====== Data provided ======
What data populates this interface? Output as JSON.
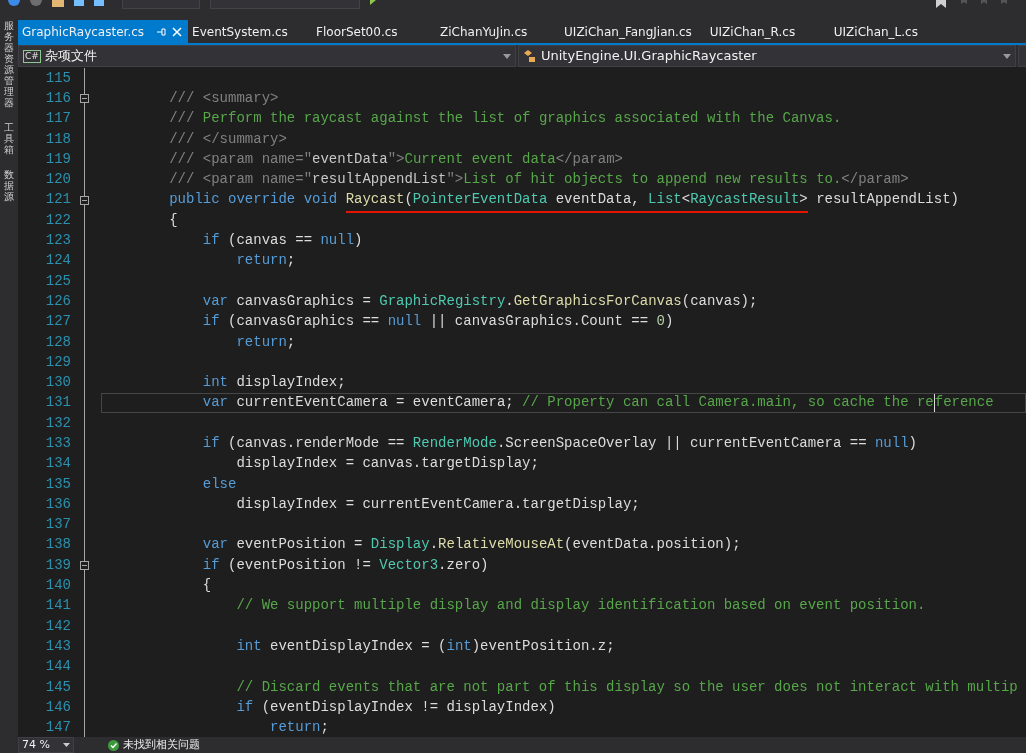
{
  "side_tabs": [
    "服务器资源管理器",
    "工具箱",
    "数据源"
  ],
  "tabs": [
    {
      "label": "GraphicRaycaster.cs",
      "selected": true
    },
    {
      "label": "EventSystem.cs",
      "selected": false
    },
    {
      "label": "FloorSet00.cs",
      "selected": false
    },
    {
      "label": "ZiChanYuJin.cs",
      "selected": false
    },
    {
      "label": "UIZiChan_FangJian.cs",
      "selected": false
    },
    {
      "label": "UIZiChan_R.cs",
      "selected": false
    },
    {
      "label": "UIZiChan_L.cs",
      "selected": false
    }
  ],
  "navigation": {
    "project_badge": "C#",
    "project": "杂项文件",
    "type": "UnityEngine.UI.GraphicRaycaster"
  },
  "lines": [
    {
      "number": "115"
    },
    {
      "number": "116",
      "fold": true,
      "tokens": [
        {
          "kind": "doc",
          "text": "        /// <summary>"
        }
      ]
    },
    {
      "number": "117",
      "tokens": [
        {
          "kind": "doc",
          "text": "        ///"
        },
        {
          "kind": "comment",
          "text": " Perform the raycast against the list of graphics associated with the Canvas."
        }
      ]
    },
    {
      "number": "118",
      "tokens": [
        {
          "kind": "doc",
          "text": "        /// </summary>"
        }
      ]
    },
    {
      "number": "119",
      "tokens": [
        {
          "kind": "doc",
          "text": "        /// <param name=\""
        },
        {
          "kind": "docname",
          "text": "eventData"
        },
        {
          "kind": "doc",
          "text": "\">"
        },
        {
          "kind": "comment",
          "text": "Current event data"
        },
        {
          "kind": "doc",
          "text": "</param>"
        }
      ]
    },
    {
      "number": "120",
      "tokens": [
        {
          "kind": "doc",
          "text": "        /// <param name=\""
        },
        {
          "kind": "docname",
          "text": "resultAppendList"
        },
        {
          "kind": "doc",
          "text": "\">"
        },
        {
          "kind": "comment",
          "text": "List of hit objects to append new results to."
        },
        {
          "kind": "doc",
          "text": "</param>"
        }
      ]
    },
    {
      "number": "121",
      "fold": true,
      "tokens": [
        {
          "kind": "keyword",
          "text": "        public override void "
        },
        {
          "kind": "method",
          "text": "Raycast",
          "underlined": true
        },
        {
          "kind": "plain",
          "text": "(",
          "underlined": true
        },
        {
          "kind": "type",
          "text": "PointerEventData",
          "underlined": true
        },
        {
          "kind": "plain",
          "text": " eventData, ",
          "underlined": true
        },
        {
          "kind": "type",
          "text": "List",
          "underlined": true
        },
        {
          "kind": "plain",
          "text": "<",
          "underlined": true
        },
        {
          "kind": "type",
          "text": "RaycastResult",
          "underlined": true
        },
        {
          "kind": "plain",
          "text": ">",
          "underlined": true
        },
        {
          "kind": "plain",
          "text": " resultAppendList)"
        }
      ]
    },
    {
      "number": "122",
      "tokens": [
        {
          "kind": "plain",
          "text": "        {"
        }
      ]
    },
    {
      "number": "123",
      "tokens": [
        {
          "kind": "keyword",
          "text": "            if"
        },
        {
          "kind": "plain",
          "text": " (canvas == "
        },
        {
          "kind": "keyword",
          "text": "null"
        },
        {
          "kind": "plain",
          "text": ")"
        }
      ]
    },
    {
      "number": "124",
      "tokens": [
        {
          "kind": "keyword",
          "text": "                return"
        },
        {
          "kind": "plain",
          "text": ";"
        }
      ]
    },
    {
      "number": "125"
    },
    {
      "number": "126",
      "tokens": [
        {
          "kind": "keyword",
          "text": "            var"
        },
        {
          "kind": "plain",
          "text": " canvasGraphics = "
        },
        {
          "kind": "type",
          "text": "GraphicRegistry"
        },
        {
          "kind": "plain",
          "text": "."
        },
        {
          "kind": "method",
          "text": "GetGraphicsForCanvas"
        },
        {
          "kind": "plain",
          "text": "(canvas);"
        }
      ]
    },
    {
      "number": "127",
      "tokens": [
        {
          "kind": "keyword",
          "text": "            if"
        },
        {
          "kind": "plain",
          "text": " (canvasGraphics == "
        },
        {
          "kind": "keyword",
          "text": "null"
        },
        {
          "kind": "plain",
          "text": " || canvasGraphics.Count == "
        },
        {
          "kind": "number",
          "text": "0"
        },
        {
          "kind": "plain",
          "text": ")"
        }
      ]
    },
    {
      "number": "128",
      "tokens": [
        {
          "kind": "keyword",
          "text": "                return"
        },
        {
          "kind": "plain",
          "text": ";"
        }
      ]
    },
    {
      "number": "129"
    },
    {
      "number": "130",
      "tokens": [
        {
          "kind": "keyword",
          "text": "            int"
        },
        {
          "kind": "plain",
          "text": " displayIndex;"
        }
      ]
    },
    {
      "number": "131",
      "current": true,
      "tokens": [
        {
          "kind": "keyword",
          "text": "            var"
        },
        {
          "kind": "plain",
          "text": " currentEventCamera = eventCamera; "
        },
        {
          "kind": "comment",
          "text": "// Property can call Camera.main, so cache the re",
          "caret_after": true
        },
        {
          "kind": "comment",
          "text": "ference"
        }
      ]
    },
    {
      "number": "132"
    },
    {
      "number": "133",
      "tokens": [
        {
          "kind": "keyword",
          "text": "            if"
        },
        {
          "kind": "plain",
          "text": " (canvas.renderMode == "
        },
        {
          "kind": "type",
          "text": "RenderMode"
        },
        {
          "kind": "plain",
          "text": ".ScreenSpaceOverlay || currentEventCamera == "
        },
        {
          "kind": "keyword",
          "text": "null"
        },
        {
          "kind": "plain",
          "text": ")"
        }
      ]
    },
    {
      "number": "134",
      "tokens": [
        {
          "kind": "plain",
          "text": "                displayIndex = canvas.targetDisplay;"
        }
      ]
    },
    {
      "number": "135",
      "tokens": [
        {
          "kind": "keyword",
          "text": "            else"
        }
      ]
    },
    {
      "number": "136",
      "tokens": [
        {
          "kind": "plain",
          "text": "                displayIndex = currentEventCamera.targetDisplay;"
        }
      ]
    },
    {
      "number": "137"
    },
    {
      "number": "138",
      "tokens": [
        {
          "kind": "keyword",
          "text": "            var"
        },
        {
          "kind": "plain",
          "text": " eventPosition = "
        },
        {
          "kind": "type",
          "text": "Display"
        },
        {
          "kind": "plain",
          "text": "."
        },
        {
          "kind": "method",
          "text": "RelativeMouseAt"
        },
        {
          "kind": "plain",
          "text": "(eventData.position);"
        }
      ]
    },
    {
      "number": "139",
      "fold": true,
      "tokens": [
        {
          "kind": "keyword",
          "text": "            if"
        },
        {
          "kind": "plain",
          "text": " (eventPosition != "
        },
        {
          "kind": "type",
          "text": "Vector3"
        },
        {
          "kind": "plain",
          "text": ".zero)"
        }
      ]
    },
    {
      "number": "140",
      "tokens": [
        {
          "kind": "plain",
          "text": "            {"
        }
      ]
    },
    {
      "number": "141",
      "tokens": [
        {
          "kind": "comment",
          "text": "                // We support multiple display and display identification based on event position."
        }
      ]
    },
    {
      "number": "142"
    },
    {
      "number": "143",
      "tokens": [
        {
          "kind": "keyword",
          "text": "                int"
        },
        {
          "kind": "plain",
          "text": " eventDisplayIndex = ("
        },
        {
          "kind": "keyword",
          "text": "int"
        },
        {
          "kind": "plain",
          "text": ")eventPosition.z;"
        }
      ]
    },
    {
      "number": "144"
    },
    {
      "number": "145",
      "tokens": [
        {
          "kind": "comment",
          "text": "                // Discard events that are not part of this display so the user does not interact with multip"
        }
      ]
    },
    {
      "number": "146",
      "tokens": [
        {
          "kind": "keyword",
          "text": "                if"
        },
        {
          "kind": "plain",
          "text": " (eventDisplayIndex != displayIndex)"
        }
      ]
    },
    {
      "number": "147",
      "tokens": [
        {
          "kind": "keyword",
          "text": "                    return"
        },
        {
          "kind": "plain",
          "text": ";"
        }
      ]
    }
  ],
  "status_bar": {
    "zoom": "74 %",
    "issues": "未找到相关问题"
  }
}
======
====== Data provided ======
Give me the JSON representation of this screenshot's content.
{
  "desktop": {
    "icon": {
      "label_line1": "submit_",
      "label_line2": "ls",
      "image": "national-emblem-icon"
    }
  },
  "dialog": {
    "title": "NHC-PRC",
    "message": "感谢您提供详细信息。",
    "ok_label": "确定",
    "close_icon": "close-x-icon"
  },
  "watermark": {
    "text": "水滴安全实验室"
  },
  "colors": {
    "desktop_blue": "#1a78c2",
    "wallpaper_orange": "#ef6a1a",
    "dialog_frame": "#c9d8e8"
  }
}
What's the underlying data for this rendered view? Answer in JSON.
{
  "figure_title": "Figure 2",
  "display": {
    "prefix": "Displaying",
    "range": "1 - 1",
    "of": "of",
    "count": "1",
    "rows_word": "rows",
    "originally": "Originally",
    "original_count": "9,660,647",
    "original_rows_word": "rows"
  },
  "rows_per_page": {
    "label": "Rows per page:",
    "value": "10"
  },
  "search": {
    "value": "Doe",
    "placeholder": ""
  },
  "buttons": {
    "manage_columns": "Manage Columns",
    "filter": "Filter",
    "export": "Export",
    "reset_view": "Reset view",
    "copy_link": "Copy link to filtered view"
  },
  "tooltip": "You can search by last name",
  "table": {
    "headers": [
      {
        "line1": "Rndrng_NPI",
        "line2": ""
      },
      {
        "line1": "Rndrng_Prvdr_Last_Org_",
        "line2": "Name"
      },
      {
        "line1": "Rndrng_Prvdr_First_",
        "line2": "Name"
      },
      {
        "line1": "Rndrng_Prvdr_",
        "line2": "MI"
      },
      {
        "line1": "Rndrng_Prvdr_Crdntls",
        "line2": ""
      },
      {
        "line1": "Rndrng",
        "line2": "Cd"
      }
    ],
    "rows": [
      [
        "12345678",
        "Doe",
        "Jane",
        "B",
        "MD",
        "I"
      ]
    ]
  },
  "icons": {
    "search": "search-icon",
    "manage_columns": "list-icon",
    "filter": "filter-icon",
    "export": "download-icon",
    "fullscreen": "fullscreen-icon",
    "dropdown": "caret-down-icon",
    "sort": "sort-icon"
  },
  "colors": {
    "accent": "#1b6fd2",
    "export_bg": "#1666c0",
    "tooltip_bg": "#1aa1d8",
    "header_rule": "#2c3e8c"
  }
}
======
====== Data provided ======
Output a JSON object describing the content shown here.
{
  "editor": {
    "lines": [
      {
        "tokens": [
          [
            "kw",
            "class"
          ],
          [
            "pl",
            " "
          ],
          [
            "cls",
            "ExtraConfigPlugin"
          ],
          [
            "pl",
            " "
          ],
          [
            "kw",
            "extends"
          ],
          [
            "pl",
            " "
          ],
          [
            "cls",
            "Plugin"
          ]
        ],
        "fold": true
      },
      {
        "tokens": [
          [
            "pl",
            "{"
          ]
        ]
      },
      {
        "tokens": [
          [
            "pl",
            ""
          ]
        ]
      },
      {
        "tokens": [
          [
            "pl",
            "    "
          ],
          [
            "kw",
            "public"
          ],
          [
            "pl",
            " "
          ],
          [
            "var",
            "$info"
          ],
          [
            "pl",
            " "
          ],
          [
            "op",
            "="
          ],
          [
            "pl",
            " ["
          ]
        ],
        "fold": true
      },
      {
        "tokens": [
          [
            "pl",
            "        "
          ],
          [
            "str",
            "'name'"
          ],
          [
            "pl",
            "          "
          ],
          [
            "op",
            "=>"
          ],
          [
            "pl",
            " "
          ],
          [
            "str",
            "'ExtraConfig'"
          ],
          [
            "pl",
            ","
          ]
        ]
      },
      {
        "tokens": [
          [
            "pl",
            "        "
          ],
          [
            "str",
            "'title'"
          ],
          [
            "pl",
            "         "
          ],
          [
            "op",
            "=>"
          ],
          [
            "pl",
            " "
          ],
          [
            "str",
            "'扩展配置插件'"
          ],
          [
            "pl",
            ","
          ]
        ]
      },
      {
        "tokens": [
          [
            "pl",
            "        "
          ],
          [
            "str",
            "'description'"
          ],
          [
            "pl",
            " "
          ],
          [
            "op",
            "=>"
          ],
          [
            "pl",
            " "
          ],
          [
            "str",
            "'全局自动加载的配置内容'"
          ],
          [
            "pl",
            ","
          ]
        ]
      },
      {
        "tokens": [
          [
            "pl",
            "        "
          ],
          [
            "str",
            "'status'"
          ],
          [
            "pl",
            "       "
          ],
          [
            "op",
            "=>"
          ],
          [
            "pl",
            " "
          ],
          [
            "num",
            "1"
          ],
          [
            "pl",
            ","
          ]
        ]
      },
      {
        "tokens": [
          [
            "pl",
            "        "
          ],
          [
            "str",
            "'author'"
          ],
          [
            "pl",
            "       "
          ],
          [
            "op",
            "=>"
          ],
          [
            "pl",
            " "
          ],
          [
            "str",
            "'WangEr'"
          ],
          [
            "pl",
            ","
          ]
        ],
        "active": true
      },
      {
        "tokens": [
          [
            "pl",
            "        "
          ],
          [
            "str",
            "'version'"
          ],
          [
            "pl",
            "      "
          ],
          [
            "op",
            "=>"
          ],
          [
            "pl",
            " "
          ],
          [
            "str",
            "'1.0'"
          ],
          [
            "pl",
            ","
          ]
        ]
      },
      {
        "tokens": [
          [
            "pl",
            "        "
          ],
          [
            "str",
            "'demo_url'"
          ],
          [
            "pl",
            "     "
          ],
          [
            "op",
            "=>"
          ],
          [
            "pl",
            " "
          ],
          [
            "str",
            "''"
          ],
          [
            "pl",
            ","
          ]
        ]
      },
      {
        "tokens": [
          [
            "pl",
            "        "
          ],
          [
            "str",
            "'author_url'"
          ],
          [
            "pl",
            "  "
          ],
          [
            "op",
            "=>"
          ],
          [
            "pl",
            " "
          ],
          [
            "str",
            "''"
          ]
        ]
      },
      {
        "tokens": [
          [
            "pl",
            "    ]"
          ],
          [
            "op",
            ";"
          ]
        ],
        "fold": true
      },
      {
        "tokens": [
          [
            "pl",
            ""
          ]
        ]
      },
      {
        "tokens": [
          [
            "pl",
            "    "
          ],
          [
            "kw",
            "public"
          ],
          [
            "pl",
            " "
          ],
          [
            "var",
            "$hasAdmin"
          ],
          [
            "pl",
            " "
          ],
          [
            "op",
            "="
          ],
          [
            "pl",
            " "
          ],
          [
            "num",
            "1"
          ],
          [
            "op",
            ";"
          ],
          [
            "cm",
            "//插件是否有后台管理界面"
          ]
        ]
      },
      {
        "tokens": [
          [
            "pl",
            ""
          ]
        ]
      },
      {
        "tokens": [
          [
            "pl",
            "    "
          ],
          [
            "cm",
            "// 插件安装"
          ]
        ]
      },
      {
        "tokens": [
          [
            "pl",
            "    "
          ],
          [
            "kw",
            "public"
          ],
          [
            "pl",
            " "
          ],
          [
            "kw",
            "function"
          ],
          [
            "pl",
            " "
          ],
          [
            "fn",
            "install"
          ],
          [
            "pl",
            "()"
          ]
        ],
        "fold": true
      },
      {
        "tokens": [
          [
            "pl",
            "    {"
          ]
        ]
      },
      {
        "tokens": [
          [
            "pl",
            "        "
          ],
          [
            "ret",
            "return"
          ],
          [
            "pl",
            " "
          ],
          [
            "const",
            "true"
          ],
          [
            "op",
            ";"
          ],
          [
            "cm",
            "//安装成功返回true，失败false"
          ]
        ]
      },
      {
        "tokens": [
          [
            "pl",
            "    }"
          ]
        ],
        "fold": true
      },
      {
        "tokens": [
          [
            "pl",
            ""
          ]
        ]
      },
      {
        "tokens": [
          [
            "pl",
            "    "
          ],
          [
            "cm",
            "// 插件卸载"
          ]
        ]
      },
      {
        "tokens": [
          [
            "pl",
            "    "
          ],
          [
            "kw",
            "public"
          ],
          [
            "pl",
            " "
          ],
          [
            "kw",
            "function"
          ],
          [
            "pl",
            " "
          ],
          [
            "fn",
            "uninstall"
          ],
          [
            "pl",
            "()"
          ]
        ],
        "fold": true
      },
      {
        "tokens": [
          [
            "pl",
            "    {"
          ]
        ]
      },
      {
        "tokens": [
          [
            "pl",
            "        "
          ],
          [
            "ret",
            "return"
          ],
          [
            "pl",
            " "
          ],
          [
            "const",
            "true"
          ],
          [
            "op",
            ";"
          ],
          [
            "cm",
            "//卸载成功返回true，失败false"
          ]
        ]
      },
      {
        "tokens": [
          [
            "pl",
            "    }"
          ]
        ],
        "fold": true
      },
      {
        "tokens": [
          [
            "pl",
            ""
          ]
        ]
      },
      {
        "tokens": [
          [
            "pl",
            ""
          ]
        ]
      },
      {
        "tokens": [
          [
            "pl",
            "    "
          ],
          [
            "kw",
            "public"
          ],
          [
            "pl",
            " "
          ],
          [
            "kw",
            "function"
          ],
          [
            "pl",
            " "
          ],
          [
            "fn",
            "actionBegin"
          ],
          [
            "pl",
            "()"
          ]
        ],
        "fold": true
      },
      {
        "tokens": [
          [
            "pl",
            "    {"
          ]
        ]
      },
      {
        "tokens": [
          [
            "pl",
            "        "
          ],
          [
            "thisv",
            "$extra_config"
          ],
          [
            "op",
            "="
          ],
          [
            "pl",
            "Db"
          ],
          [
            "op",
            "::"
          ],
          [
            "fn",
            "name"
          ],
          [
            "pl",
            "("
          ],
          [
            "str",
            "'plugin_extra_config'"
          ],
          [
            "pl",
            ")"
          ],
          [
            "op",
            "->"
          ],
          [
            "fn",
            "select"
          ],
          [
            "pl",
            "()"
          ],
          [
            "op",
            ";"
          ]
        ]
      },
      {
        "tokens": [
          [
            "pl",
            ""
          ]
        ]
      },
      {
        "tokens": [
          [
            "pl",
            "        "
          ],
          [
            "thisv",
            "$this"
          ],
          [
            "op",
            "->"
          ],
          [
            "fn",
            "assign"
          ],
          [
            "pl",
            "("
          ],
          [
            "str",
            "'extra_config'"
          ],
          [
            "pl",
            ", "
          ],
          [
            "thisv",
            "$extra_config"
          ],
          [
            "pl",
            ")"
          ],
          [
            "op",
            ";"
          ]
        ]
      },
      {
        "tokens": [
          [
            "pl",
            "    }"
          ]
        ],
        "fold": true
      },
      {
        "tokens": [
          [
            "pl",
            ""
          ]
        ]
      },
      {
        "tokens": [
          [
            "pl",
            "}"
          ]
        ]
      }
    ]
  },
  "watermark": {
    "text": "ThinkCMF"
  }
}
======
■ Objective ■
Tally up the lines of the listing containing the word "eventPosition". Give only the total.

■ Answer to the problem ■
3